● PROBLEM
Quote the records below in full, exactly as given, with the images taken out.

— START INPUT FOR THIS TASK —

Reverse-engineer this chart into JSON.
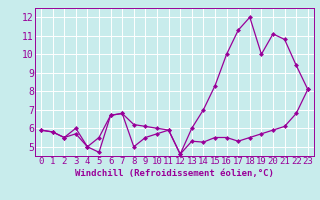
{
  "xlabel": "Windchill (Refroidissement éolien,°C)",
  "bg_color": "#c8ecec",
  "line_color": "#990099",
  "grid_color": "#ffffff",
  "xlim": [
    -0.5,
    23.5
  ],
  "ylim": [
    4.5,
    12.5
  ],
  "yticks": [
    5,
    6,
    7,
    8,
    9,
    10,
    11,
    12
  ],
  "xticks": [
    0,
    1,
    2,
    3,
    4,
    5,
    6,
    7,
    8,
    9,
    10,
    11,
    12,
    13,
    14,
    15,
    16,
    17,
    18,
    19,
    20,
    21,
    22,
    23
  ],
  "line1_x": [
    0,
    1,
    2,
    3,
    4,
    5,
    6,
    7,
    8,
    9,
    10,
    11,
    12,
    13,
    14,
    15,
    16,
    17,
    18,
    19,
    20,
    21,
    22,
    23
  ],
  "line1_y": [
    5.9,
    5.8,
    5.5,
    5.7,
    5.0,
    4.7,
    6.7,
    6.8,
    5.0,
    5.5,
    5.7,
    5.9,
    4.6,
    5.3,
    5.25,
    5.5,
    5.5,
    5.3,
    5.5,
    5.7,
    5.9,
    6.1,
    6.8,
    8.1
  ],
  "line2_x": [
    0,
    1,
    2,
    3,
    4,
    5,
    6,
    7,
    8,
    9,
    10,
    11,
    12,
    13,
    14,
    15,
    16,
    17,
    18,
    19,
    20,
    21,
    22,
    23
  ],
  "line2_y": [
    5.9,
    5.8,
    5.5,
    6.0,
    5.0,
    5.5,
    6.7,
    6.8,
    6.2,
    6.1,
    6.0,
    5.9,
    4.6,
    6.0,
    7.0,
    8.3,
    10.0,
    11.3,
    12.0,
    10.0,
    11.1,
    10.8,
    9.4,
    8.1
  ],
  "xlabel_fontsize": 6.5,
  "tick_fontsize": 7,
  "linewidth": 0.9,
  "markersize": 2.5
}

— END INPUT FOR THIS TASK —

● PROBLEM SOLUTION
Reverse-engineer this chart into JSON.
{
  "xlabel": "Windchill (Refroidissement éolien,°C)",
  "bg_color": "#c8ecec",
  "line_color": "#990099",
  "grid_color": "#ffffff",
  "xlim": [
    -0.5,
    23.5
  ],
  "ylim": [
    4.5,
    12.5
  ],
  "yticks": [
    5,
    6,
    7,
    8,
    9,
    10,
    11,
    12
  ],
  "xticks": [
    0,
    1,
    2,
    3,
    4,
    5,
    6,
    7,
    8,
    9,
    10,
    11,
    12,
    13,
    14,
    15,
    16,
    17,
    18,
    19,
    20,
    21,
    22,
    23
  ],
  "line1_x": [
    0,
    1,
    2,
    3,
    4,
    5,
    6,
    7,
    8,
    9,
    10,
    11,
    12,
    13,
    14,
    15,
    16,
    17,
    18,
    19,
    20,
    21,
    22,
    23
  ],
  "line1_y": [
    5.9,
    5.8,
    5.5,
    5.7,
    5.0,
    4.7,
    6.7,
    6.8,
    5.0,
    5.5,
    5.7,
    5.9,
    4.6,
    5.3,
    5.25,
    5.5,
    5.5,
    5.3,
    5.5,
    5.7,
    5.9,
    6.1,
    6.8,
    8.1
  ],
  "line2_x": [
    0,
    1,
    2,
    3,
    4,
    5,
    6,
    7,
    8,
    9,
    10,
    11,
    12,
    13,
    14,
    15,
    16,
    17,
    18,
    19,
    20,
    21,
    22,
    23
  ],
  "line2_y": [
    5.9,
    5.8,
    5.5,
    6.0,
    5.0,
    5.5,
    6.7,
    6.8,
    6.2,
    6.1,
    6.0,
    5.9,
    4.6,
    6.0,
    7.0,
    8.3,
    10.0,
    11.3,
    12.0,
    10.0,
    11.1,
    10.8,
    9.4,
    8.1
  ],
  "xlabel_fontsize": 6.5,
  "tick_fontsize": 7,
  "linewidth": 0.9,
  "markersize": 2.5
}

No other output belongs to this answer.